## Begin Record list

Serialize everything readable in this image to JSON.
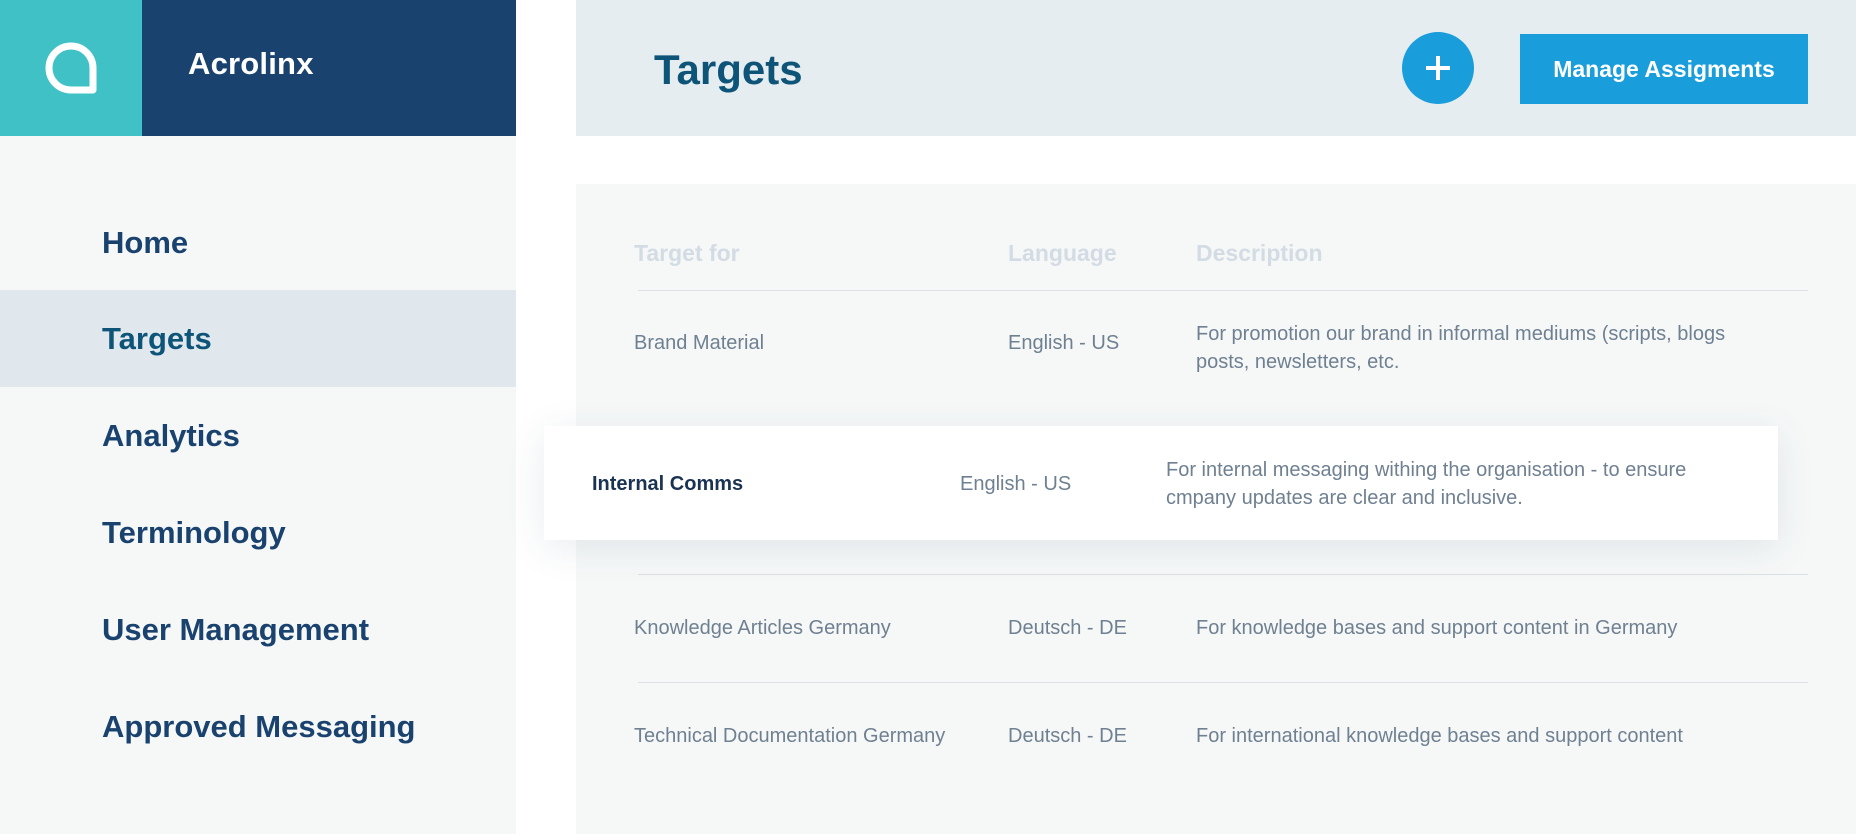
{
  "brand": {
    "name": "Acrolinx",
    "logo_icon": "acrolinx-logo-icon"
  },
  "sidebar": {
    "items": [
      {
        "label": "Home",
        "active": false
      },
      {
        "label": "Targets",
        "active": true
      },
      {
        "label": "Analytics",
        "active": false
      },
      {
        "label": "Terminology",
        "active": false
      },
      {
        "label": "User Management",
        "active": false
      },
      {
        "label": "Approved Messaging",
        "active": false
      }
    ]
  },
  "header": {
    "title": "Targets",
    "add_icon": "plus-icon",
    "manage_label": "Manage Assigments"
  },
  "table": {
    "columns": [
      "Target for",
      "Language",
      "Description"
    ],
    "rows": [
      {
        "target": "Brand Material",
        "language": "English - US",
        "description_line1": "For promotion our brand in informal mediums (scripts, blogs",
        "description_line2": "posts, newsletters, etc."
      },
      {
        "target": "Internal Comms",
        "language": "English - US",
        "description_line1": "For internal messaging withing the organisation - to ensure",
        "description_line2": "cmpany updates are clear and inclusive."
      },
      {
        "target": "Knowledge Articles Germany",
        "language": "Deutsch - DE",
        "description_line1": "For knowledge bases and support content in Germany",
        "description_line2": ""
      },
      {
        "target": "Technical Documentation Germany",
        "language": "Deutsch - DE",
        "description_line1": "For international knowledge bases and support content",
        "description_line2": ""
      }
    ]
  },
  "colors": {
    "brand_teal": "#3fc1c6",
    "brand_navy": "#1a426e",
    "accent_blue": "#1a9ddb",
    "title_blue": "#0e5478"
  }
}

## End Record list

» **Work to be completed**: Search the lines above for the string "Germany" and copy each line that has it.

» **Task answer**:
        "target": "Knowledge Articles Germany",
        "description_line1": "For knowledge bases and support content in Germany",
        "target": "Technical Documentation Germany",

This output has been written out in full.